■ Stored entries:
::::

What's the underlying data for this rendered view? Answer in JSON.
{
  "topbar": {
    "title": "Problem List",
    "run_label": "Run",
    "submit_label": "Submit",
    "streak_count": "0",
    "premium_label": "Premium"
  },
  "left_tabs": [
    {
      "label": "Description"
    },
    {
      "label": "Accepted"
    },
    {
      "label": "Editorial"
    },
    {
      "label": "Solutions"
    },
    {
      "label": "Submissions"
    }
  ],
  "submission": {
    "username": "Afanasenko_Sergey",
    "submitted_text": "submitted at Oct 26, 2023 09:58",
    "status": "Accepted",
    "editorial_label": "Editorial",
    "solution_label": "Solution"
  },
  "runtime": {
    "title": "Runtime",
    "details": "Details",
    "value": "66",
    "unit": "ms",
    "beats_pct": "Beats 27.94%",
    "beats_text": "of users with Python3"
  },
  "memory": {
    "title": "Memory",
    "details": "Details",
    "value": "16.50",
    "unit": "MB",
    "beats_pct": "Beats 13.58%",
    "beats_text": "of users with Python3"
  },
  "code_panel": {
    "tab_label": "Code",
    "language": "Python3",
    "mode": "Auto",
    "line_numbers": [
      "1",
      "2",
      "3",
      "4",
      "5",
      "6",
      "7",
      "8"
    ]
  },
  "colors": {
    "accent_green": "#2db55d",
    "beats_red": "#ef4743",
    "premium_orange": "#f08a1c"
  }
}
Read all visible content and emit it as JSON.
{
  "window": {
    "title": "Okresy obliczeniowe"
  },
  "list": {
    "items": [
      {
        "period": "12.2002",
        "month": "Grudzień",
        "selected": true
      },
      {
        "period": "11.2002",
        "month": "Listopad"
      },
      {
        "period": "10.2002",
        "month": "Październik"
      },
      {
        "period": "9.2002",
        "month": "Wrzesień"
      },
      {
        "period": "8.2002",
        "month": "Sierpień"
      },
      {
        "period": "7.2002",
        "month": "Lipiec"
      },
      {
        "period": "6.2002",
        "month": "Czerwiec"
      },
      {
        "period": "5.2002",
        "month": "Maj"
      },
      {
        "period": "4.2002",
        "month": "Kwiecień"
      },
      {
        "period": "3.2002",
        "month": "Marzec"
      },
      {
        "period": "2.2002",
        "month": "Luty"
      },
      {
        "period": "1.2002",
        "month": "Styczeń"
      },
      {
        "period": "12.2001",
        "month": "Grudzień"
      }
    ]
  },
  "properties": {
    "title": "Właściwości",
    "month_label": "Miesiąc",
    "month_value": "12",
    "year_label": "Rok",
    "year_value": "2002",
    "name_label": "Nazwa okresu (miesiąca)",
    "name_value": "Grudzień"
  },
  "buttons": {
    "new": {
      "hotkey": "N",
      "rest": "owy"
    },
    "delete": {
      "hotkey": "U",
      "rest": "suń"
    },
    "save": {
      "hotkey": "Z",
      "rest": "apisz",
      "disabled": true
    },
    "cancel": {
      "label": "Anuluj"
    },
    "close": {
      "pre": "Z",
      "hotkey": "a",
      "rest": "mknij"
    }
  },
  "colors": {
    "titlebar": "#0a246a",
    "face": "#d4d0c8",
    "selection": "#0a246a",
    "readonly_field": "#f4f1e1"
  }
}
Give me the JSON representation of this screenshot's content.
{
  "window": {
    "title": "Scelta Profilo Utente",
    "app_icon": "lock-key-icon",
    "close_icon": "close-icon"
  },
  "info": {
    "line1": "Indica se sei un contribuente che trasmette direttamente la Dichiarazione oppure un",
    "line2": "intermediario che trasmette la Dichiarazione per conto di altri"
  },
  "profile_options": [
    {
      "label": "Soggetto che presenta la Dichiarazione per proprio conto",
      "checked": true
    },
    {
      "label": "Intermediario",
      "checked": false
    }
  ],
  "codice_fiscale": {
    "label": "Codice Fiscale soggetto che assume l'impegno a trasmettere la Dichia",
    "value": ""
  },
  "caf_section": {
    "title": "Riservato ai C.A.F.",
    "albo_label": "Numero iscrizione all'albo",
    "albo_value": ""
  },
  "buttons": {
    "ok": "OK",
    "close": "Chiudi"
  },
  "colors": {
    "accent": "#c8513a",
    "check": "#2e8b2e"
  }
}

::::

■ Task requirements: Every line above needs to be retyped exactly.

■ Correct output:
What's the underlying data for this rendered view? Answer in JSON.
{
  "topbar": {
    "title": "Problem List",
    "run_label": "Run",
    "submit_label": "Submit",
    "streak_count": "0",
    "premium_label": "Premium"
  },
  "left_tabs": [
    {
      "label": "Description"
    },
    {
      "label": "Accepted"
    },
    {
      "label": "Editorial"
    },
    {
      "label": "Solutions"
    },
    {
      "label": "Submissions"
    }
  ],
  "submission": {
    "username": "Afanasenko_Sergey",
    "submitted_text": "submitted at Oct 26, 2023 09:58",
    "status": "Accepted",
    "editorial_label": "Editorial",
    "solution_label": "Solution"
  },
  "runtime": {
    "title": "Runtime",
    "details": "Details",
    "value": "66",
    "unit": "ms",
    "beats_pct": "Beats 27.94%",
    "beats_text": "of users with Python3"
  },
  "memory": {
    "title": "Memory",
    "details": "Details",
    "value": "16.50",
    "unit": "MB",
    "beats_pct": "Beats 13.58%",
    "beats_text": "of users with Python3"
  },
  "code_panel": {
    "tab_label": "Code",
    "language": "Python3",
    "mode": "Auto",
    "line_numbers": [
      "1",
      "2",
      "3",
      "4",
      "5",
      "6",
      "7",
      "8"
    ]
  },
  "colors": {
    "accent_green": "#2db55d",
    "beats_red": "#ef4743",
    "premium_orange": "#f08a1c"
  }
}
Read all visible content and emit it as JSON.
{
  "window": {
    "title": "Okresy obliczeniowe"
  },
  "list": {
    "items": [
      {
        "period": "12.2002",
        "month": "Grudzień",
        "selected": true
      },
      {
        "period": "11.2002",
        "month": "Listopad"
      },
      {
        "period": "10.2002",
        "month": "Październik"
      },
      {
        "period": "9.2002",
        "month": "Wrzesień"
      },
      {
        "period": "8.2002",
        "month": "Sierpień"
      },
      {
        "period": "7.2002",
        "month": "Lipiec"
      },
      {
        "period": "6.2002",
        "month": "Czerwiec"
      },
      {
        "period": "5.2002",
        "month": "Maj"
      },
      {
        "period": "4.2002",
        "month": "Kwiecień"
      },
      {
        "period": "3.2002",
        "month": "Marzec"
      },
      {
        "period": "2.2002",
        "month": "Luty"
      },
      {
        "period": "1.2002",
        "month": "Styczeń"
      },
      {
        "period": "12.2001",
        "month": "Grudzień"
      }
    ]
  },
  "properties": {
    "title": "Właściwości",
    "month_label": "Miesiąc",
    "month_value": "12",
    "year_label": "Rok",
    "year_value": "2002",
    "name_label": "Nazwa okresu (miesiąca)",
    "name_value": "Grudzień"
  },
  "buttons": {
    "new": {
      "hotkey": "N",
      "rest": "owy"
    },
    "delete": {
      "hotkey": "U",
      "rest": "suń"
    },
    "save": {
      "hotkey": "Z",
      "rest": "apisz",
      "disabled": true
    },
    "cancel": {
      "label": "Anuluj"
    },
    "close": {
      "pre": "Z",
      "hotkey": "a",
      "rest": "mknij"
    }
  },
  "colors": {
    "titlebar": "#0a246a",
    "face": "#d4d0c8",
    "selection": "#0a246a",
    "readonly_field": "#f4f1e1"
  }
}
Give me the JSON representation of this screenshot's content.
{
  "window": {
    "title": "Scelta Profilo Utente",
    "app_icon": "lock-key-icon",
    "close_icon": "close-icon"
  },
  "info": {
    "line1": "Indica se sei un contribuente che trasmette direttamente la Dichiarazione oppure un",
    "line2": "intermediario che trasmette la Dichiarazione per conto di altri"
  },
  "profile_options": [
    {
      "label": "Soggetto che presenta la Dichiarazione per proprio conto",
      "checked": true
    },
    {
      "label": "Intermediario",
      "checked": false
    }
  ],
  "codice_fiscale": {
    "label": "Codice Fiscale soggetto che assume l'impegno a trasmettere la Dichia",
    "value": ""
  },
  "caf_section": {
    "title": "Riservato ai C.A.F.",
    "albo_label": "Numero iscrizione all'albo",
    "albo_value": ""
  },
  "buttons": {
    "ok": "OK",
    "close": "Chiudi"
  },
  "colors": {
    "accent": "#c8513a",
    "check": "#2e8b2e"
  }
}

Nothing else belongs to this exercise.